▸ Requirement: Leaving out the pictures, retype all the material exactly.

Records that describe figures:
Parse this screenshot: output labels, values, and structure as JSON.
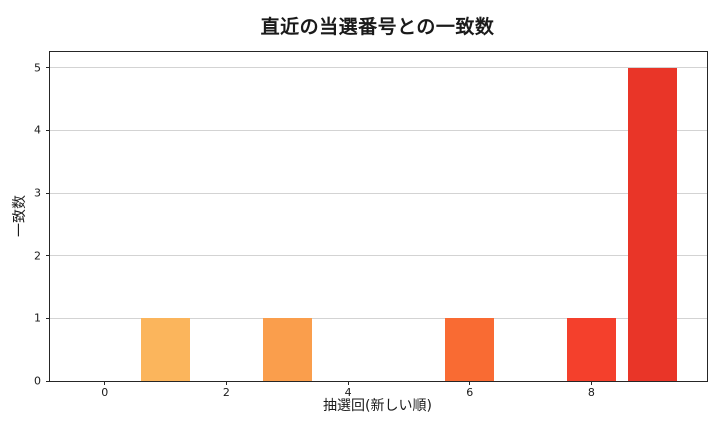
{
  "figure": {
    "background_color": "#ffffff",
    "text_color": "#1a1a1a"
  },
  "chart_data": {
    "type": "bar",
    "title": "直近の当選番号との一致数",
    "xlabel": "抽選回(新しい順)",
    "ylabel": "一致数",
    "categories": [
      0,
      1,
      2,
      3,
      4,
      5,
      6,
      7,
      8,
      9
    ],
    "values": [
      0,
      1,
      0,
      1,
      0,
      0,
      1,
      0,
      1,
      5
    ],
    "bar_colors": [
      null,
      "#fbb55c",
      null,
      "#fa9e4c",
      null,
      null,
      "#f96b33",
      null,
      "#f4402c",
      "#e93528"
    ],
    "bar_width": 0.8,
    "xticks": [
      0,
      2,
      4,
      6,
      8
    ],
    "yticks": [
      0,
      1,
      2,
      3,
      4,
      5
    ],
    "xlim": [
      -0.9,
      9.9
    ],
    "ylim": [
      0,
      5.25
    ],
    "grid": "horizontal",
    "grid_color": "#d3d3d3",
    "spine_color": "#262626",
    "legend": null
  }
}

▸ Reply to the exercise:
Parse this screenshot: output labels, values, and structure as JSON.
{
  "figure": {
    "background_color": "#ffffff",
    "text_color": "#1a1a1a"
  },
  "chart_data": {
    "type": "bar",
    "title": "直近の当選番号との一致数",
    "xlabel": "抽選回(新しい順)",
    "ylabel": "一致数",
    "categories": [
      0,
      1,
      2,
      3,
      4,
      5,
      6,
      7,
      8,
      9
    ],
    "values": [
      0,
      1,
      0,
      1,
      0,
      0,
      1,
      0,
      1,
      5
    ],
    "bar_colors": [
      null,
      "#fbb55c",
      null,
      "#fa9e4c",
      null,
      null,
      "#f96b33",
      null,
      "#f4402c",
      "#e93528"
    ],
    "bar_width": 0.8,
    "xticks": [
      0,
      2,
      4,
      6,
      8
    ],
    "yticks": [
      0,
      1,
      2,
      3,
      4,
      5
    ],
    "xlim": [
      -0.9,
      9.9
    ],
    "ylim": [
      0,
      5.25
    ],
    "grid": "horizontal",
    "grid_color": "#d3d3d3",
    "spine_color": "#262626",
    "legend": null
  }
}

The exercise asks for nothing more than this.